Figure record listings
□ □ □ □ □ □ □

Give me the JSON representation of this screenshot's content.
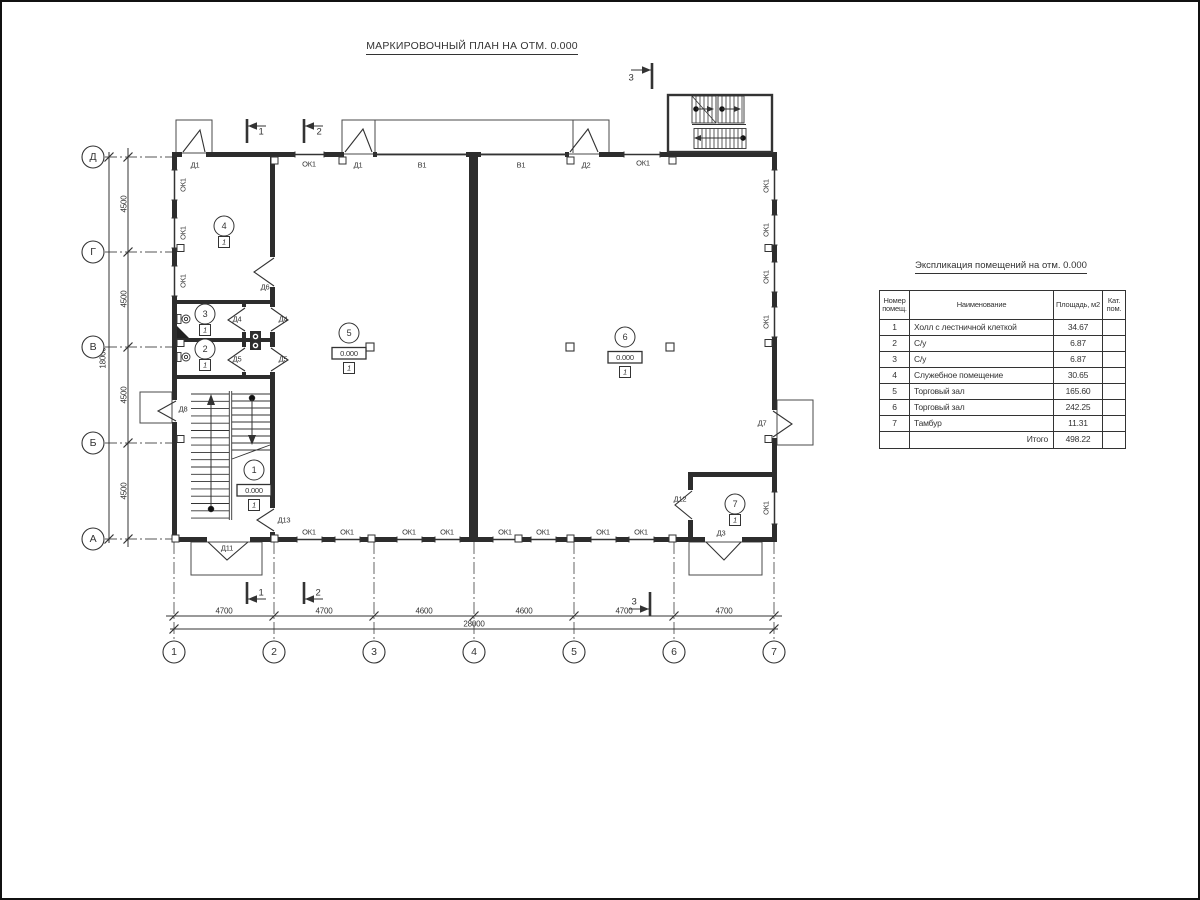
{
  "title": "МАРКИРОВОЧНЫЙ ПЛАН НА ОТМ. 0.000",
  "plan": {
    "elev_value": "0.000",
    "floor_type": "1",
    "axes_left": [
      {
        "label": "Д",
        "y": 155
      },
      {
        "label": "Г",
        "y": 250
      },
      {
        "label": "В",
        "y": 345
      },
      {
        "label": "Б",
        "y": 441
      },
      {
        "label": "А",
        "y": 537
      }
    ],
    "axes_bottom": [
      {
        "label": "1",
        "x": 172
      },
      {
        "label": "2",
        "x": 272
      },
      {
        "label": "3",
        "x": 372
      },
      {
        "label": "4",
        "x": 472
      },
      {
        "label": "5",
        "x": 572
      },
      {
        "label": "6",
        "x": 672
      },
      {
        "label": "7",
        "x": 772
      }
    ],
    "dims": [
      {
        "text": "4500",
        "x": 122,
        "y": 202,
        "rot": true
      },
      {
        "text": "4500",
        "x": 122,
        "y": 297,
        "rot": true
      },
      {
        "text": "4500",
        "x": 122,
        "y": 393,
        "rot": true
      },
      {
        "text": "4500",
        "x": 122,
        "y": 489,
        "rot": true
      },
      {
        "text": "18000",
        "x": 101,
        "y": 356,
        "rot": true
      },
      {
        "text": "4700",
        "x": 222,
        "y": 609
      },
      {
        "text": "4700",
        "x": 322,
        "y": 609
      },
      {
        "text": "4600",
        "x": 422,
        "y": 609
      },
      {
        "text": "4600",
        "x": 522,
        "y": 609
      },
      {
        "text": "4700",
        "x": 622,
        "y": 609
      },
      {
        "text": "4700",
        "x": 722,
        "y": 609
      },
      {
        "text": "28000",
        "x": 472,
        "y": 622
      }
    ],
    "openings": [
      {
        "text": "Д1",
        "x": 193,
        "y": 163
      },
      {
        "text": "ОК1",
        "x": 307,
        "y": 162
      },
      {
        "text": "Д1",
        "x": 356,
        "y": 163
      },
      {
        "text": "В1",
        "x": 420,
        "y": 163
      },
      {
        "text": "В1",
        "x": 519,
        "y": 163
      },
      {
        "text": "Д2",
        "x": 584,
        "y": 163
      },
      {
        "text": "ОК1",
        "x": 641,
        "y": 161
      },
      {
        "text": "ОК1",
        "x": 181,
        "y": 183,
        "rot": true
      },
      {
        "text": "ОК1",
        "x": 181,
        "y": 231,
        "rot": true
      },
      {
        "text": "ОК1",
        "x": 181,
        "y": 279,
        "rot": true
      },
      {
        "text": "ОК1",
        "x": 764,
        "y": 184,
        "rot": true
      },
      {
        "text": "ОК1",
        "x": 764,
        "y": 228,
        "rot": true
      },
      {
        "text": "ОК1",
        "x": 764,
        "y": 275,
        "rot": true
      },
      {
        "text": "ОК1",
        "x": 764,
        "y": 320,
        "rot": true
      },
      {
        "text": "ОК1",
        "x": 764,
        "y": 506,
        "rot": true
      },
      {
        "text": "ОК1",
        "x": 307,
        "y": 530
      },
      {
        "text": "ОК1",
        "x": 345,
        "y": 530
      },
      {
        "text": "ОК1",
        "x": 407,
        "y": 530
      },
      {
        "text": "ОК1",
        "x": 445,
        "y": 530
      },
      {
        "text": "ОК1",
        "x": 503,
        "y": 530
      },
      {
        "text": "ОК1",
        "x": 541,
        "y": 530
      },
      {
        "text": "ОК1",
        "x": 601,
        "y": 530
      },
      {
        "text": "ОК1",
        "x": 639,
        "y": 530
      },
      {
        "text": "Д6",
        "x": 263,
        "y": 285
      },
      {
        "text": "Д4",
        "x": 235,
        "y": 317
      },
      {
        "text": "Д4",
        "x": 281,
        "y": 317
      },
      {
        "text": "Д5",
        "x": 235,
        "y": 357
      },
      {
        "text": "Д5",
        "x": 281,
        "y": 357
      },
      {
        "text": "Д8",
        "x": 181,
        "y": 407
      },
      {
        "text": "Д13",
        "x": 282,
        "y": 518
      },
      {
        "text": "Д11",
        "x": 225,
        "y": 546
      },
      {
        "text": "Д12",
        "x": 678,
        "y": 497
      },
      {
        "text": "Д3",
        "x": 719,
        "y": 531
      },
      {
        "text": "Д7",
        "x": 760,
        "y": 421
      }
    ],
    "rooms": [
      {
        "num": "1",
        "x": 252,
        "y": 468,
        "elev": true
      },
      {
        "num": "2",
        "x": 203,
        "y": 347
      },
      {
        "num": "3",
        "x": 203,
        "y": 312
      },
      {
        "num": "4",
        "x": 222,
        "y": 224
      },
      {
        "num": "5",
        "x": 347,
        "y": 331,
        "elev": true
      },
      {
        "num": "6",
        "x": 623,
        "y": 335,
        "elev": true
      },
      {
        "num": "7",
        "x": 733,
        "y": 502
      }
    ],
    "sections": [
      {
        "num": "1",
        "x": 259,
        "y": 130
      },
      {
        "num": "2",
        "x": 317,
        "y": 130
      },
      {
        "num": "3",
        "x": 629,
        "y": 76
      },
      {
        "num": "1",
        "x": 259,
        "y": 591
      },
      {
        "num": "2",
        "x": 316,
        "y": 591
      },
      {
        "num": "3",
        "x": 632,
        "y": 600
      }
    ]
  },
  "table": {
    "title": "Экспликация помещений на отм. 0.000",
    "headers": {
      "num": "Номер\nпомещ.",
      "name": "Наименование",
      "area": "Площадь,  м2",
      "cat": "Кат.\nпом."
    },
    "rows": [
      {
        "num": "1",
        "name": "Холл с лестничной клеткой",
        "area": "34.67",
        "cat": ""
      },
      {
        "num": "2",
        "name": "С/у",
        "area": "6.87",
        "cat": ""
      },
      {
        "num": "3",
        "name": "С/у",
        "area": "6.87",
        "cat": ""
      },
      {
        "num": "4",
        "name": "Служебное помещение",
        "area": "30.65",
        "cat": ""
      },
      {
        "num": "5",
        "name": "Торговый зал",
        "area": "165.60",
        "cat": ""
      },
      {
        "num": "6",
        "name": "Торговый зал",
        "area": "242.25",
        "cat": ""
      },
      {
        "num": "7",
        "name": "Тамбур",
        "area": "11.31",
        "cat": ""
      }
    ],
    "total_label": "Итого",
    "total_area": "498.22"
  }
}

□ □ □ □ □ □ □

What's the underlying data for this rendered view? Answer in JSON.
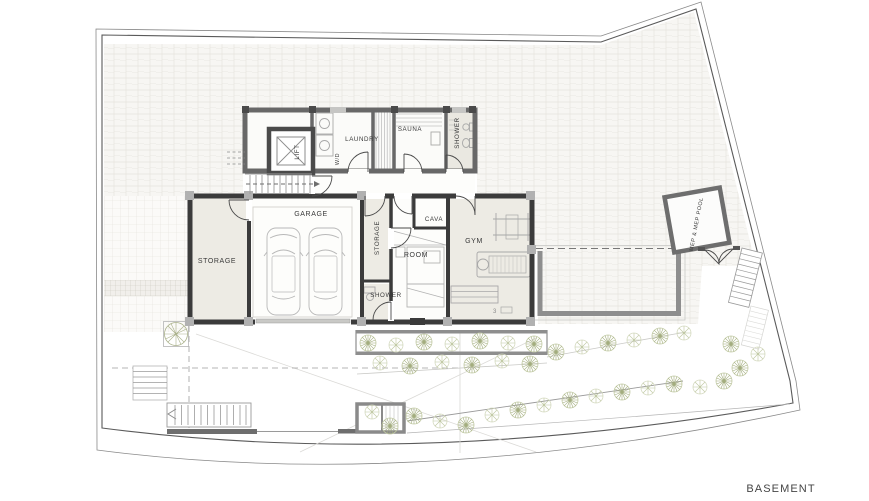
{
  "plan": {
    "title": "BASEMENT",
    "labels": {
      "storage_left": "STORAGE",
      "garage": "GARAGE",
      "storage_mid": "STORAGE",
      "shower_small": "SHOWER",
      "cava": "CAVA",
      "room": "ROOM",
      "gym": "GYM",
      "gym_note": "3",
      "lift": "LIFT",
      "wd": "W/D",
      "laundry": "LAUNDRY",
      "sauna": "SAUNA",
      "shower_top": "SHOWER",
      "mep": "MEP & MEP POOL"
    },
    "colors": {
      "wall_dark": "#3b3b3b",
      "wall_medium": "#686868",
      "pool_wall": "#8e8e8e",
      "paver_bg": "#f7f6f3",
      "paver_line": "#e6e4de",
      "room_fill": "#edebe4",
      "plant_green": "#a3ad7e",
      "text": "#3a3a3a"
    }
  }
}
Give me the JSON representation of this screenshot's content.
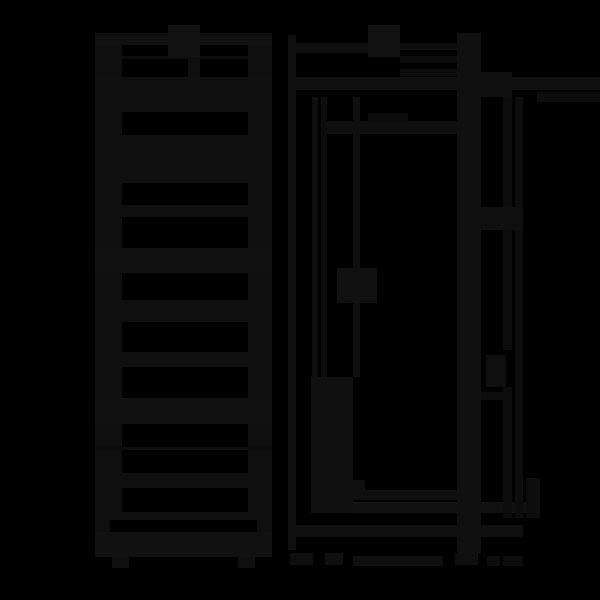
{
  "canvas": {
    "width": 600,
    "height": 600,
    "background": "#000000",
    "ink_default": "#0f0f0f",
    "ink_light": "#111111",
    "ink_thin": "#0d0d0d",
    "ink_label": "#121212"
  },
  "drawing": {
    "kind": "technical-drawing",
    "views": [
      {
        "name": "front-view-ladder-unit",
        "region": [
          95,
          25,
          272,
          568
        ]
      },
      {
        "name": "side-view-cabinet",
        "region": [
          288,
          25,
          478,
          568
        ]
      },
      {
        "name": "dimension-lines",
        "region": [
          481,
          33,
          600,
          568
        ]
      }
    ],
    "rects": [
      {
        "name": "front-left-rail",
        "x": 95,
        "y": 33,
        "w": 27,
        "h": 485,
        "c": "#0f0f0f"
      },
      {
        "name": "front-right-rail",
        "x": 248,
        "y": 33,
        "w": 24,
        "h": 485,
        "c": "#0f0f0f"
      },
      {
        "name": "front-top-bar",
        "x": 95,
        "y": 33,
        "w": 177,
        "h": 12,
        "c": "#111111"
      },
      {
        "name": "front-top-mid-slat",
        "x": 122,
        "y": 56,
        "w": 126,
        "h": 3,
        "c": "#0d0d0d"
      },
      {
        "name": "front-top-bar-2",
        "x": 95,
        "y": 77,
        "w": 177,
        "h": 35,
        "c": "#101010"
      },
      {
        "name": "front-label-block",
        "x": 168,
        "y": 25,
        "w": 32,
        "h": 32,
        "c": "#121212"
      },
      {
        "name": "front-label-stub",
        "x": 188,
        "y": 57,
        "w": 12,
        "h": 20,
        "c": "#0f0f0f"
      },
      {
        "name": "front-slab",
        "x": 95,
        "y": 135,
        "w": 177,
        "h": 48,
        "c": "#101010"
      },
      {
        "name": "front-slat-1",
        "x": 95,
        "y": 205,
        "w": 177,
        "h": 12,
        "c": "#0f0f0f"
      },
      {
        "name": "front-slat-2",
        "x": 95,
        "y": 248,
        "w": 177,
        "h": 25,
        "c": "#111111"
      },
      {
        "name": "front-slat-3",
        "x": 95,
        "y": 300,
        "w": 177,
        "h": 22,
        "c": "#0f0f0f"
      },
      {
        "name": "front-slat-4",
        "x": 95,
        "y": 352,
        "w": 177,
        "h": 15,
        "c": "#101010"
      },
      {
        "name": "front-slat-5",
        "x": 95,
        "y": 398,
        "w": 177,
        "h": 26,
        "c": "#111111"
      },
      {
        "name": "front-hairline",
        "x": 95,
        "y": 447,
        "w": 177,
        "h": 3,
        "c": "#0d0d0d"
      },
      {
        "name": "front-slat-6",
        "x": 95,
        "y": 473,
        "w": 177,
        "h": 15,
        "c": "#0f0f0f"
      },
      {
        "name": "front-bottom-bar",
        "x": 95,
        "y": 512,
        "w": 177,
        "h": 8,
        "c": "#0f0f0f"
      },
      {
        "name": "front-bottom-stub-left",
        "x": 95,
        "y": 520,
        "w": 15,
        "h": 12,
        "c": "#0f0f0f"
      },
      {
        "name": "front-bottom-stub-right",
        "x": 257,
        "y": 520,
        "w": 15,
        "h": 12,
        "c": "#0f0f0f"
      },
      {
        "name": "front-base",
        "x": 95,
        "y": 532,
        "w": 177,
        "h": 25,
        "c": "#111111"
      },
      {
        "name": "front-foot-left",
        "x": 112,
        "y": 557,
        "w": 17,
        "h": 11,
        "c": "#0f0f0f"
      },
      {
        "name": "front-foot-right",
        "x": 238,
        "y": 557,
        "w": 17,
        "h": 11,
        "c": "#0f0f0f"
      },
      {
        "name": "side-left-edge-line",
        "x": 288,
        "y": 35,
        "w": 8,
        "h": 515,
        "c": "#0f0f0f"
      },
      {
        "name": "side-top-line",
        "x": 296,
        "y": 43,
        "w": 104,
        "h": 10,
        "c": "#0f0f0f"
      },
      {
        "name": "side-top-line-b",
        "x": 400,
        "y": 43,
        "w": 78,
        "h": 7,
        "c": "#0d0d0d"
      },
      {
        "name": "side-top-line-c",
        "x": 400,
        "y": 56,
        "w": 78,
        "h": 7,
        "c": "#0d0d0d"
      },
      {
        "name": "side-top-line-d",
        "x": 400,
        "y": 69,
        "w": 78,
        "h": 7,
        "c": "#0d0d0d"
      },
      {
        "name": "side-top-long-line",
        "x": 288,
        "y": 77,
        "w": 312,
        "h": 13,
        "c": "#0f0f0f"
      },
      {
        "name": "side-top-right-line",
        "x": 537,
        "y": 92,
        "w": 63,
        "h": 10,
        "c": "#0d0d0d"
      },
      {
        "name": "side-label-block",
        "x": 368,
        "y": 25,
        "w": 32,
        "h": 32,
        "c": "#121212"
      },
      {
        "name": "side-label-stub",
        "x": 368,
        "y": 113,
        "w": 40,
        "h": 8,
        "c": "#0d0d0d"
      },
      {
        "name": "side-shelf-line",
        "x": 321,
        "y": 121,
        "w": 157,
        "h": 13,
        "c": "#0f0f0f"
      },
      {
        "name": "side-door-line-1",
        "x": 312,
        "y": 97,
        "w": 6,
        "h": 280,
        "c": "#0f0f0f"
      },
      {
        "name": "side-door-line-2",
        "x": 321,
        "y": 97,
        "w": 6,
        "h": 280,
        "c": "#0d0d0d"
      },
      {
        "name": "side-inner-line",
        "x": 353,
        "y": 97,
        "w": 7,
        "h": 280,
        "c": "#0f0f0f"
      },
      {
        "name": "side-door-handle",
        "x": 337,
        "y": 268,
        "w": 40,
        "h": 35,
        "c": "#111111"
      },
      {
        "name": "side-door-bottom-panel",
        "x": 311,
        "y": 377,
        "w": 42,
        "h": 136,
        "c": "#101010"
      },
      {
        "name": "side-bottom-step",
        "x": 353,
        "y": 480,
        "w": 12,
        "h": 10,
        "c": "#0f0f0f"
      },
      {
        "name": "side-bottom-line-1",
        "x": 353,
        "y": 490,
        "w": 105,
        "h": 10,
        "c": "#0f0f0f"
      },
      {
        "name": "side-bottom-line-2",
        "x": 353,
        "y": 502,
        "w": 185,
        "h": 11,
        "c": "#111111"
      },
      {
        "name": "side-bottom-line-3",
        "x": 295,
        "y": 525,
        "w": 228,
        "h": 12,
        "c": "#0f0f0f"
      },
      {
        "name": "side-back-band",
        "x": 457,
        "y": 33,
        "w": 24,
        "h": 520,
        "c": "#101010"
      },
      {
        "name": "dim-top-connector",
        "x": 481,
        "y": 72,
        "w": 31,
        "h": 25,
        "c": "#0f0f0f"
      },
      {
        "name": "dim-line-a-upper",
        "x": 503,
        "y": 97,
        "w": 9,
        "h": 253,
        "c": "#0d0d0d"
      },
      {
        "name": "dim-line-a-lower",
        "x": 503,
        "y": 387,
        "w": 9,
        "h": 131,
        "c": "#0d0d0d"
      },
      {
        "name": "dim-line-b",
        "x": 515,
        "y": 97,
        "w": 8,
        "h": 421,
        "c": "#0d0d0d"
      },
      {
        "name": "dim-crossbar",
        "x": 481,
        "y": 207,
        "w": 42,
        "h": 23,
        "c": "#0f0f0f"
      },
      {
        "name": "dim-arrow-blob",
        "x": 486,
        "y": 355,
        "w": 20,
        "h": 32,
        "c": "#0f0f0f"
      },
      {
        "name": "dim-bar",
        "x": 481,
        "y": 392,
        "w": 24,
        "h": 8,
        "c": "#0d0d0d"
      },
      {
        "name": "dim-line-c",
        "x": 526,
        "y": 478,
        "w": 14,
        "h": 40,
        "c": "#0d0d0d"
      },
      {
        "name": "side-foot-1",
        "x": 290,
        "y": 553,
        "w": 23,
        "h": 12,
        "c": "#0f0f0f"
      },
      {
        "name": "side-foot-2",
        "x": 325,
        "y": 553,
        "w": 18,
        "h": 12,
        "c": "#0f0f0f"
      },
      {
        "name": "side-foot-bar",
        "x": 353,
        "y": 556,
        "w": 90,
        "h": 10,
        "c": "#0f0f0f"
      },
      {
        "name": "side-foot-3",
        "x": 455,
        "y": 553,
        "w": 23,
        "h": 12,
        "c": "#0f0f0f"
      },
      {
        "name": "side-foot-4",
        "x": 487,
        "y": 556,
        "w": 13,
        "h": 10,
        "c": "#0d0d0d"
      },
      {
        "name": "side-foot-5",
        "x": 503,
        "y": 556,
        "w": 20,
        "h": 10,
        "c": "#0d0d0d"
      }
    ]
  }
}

□ □ □ □ □ □ □

*REQUIREMENTS*. Of the lines in the entries, how many include the word "block"? State only the number.

*CORRECT RESULT*. 2